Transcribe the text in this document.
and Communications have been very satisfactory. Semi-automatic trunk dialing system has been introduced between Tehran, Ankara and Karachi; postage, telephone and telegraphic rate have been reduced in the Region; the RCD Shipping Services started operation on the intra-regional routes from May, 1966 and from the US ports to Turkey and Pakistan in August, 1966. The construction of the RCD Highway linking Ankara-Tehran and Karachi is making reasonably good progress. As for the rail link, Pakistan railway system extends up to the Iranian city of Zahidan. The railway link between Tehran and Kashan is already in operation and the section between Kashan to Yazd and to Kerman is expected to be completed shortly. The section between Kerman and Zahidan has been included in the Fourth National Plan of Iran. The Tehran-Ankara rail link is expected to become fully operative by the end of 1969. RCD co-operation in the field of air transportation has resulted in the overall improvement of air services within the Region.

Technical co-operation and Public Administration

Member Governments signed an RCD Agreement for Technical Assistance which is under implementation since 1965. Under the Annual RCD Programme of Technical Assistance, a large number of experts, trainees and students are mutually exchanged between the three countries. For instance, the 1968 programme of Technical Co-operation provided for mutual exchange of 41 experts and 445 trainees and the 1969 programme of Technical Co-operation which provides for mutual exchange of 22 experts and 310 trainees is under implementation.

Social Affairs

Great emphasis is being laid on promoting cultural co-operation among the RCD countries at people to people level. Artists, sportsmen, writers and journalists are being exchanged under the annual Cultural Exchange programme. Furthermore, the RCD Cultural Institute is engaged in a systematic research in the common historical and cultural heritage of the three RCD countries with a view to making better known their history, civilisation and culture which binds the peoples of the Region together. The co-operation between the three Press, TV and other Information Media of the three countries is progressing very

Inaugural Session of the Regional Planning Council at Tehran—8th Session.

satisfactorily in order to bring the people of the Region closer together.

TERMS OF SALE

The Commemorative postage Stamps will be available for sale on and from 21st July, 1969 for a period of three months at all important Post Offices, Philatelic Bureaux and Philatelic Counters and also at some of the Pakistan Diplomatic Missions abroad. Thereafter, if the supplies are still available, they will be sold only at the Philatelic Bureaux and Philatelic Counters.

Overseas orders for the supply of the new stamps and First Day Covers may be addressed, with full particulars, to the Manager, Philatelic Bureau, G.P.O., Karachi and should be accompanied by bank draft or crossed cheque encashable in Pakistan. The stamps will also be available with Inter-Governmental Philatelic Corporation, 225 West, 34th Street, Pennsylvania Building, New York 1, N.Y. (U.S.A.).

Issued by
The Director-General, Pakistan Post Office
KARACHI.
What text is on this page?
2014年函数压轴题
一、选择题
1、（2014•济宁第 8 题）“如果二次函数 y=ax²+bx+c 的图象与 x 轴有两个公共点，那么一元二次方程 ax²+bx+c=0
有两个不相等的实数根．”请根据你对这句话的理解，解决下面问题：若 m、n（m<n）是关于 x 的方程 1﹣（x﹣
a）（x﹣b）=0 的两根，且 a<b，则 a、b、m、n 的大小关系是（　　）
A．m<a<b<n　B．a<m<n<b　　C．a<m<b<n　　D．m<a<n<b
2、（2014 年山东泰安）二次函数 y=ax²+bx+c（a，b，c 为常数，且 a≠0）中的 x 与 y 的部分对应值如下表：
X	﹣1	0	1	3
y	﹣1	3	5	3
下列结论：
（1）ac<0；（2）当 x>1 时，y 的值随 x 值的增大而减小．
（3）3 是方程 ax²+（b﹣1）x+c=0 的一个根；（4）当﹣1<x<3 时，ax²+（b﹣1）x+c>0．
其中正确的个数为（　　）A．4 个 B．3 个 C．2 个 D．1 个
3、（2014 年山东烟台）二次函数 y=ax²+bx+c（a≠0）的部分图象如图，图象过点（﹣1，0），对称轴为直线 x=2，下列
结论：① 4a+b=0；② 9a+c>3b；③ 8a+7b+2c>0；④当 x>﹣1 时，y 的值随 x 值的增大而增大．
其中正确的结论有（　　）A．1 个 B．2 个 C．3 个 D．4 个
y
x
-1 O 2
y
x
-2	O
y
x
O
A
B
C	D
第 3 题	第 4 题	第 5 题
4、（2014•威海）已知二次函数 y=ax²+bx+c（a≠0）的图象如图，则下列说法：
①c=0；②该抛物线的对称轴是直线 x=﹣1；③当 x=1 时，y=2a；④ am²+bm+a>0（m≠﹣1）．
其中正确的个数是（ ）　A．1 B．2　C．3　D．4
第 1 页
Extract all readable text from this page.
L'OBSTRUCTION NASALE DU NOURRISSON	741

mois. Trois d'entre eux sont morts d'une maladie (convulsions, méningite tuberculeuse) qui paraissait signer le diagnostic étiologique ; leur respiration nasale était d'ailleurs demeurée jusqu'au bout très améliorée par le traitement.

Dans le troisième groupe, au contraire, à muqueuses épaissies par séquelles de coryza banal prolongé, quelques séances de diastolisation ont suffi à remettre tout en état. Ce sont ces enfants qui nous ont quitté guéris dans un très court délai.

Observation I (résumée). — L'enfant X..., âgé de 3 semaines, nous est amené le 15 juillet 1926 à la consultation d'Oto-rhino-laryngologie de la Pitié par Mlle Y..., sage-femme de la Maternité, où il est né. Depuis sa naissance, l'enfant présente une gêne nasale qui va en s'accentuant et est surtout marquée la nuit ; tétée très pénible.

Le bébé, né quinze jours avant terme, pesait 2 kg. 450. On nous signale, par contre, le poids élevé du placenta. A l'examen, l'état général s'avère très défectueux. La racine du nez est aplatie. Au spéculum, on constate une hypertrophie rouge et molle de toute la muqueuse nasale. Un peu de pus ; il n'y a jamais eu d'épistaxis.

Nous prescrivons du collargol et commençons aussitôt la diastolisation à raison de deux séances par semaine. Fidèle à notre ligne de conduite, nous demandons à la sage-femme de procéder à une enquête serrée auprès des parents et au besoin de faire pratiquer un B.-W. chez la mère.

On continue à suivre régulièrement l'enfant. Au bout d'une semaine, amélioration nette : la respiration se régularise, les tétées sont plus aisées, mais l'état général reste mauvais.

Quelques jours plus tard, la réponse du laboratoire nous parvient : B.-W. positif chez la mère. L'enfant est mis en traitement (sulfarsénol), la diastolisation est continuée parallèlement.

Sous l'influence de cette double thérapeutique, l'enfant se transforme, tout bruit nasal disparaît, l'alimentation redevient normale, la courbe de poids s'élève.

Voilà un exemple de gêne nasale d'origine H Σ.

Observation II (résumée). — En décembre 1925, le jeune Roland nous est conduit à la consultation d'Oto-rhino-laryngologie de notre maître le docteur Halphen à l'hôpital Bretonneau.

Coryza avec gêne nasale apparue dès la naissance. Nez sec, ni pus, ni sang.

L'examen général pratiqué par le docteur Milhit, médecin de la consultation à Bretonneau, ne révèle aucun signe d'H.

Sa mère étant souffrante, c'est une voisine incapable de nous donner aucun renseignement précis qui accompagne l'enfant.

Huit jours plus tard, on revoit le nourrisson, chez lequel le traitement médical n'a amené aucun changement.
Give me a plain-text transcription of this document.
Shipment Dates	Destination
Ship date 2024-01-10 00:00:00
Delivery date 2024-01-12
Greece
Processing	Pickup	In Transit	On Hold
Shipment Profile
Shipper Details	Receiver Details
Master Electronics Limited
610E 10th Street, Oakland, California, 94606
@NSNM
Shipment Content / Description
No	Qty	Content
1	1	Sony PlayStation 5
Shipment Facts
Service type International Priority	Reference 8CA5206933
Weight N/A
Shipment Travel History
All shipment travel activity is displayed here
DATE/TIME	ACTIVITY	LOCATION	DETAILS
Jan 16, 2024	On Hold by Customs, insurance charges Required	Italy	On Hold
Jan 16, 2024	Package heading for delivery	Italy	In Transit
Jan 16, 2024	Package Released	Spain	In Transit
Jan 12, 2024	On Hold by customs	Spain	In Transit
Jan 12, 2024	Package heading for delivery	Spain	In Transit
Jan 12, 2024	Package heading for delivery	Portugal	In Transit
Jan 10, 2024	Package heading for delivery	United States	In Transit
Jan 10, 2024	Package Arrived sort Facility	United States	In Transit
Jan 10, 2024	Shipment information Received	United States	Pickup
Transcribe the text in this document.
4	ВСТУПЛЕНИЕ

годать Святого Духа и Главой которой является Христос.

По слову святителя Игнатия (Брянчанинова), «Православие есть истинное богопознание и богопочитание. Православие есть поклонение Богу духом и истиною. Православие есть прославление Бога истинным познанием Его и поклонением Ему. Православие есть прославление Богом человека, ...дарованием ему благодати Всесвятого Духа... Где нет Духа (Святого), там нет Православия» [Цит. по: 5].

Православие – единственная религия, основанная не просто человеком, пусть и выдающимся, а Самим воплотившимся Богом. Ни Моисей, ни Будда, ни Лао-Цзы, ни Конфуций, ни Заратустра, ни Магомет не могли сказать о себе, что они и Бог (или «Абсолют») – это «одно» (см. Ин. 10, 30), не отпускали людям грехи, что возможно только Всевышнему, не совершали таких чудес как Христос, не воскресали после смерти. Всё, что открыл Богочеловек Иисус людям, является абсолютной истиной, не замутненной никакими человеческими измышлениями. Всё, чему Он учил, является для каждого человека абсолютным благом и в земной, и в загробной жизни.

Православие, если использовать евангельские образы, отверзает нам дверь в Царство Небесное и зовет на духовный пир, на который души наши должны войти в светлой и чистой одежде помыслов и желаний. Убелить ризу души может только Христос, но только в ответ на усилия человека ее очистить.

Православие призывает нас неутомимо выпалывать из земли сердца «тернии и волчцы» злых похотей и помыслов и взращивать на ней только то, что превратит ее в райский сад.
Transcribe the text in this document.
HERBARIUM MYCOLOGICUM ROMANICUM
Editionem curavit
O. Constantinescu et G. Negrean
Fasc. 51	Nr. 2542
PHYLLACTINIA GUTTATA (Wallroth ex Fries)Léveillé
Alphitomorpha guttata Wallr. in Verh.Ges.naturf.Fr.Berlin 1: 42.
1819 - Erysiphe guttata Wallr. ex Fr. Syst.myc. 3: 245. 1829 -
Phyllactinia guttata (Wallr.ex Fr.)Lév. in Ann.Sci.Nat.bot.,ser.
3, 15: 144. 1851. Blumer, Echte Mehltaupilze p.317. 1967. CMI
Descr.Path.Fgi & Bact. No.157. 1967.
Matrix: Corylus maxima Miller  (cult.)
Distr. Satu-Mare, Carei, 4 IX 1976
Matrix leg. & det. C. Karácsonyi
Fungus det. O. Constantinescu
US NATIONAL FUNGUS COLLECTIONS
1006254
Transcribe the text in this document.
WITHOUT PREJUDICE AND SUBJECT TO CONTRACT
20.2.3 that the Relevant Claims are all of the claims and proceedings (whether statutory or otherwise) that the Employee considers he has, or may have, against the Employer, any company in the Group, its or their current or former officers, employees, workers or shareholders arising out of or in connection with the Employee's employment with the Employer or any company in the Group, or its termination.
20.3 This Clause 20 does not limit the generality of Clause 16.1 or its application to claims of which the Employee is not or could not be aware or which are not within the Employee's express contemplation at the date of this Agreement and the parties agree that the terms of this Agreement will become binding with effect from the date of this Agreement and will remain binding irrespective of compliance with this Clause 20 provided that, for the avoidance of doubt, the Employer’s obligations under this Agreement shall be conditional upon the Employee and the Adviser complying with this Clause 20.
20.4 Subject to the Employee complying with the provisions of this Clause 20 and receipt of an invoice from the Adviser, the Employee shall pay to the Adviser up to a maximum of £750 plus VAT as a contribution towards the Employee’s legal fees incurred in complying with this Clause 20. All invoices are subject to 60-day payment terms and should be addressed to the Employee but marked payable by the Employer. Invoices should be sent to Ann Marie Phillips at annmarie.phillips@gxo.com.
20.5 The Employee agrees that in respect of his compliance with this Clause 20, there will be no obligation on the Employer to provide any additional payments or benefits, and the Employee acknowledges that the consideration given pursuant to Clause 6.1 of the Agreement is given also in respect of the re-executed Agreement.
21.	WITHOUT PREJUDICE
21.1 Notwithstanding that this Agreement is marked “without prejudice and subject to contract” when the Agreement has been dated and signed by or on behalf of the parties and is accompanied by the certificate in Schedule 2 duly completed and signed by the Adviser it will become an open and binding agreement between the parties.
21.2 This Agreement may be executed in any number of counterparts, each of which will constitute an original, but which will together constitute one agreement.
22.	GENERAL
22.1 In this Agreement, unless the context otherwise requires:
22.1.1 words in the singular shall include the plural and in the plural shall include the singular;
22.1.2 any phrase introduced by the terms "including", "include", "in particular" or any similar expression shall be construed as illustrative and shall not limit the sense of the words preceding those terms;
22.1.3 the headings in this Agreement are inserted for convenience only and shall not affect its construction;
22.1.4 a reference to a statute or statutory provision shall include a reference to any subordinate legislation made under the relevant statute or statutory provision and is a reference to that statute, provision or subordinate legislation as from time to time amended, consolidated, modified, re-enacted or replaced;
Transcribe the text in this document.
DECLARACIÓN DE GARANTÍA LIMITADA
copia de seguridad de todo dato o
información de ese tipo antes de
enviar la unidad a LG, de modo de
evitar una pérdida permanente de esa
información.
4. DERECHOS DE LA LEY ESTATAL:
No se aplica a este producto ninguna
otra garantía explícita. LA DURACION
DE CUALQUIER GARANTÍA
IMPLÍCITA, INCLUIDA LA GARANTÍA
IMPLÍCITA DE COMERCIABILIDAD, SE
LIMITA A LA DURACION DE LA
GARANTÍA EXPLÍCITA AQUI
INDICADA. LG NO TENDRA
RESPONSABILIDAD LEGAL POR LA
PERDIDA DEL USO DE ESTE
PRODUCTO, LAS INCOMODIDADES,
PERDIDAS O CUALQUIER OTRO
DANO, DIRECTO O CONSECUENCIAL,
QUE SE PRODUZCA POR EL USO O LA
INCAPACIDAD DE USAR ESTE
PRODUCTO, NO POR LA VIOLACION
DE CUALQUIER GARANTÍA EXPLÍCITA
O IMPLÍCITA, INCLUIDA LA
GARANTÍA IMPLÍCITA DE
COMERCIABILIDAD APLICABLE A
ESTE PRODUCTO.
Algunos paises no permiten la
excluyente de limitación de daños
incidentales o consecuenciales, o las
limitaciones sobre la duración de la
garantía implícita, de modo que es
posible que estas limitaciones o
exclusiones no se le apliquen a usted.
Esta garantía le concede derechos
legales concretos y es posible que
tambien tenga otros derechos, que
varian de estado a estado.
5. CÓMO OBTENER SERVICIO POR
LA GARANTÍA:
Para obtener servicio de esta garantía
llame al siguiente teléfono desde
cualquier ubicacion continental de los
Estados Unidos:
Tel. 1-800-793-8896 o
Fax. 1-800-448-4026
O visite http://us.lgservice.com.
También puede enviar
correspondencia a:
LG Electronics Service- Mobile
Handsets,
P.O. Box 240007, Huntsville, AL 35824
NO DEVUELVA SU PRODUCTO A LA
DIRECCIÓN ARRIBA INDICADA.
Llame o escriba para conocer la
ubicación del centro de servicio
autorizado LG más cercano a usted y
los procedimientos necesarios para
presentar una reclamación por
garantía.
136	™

- **TASK**:
Count every line above that holds the string "laryngologie" and give the total, nothing more.

- **EXERCISE OUTPUT**:
2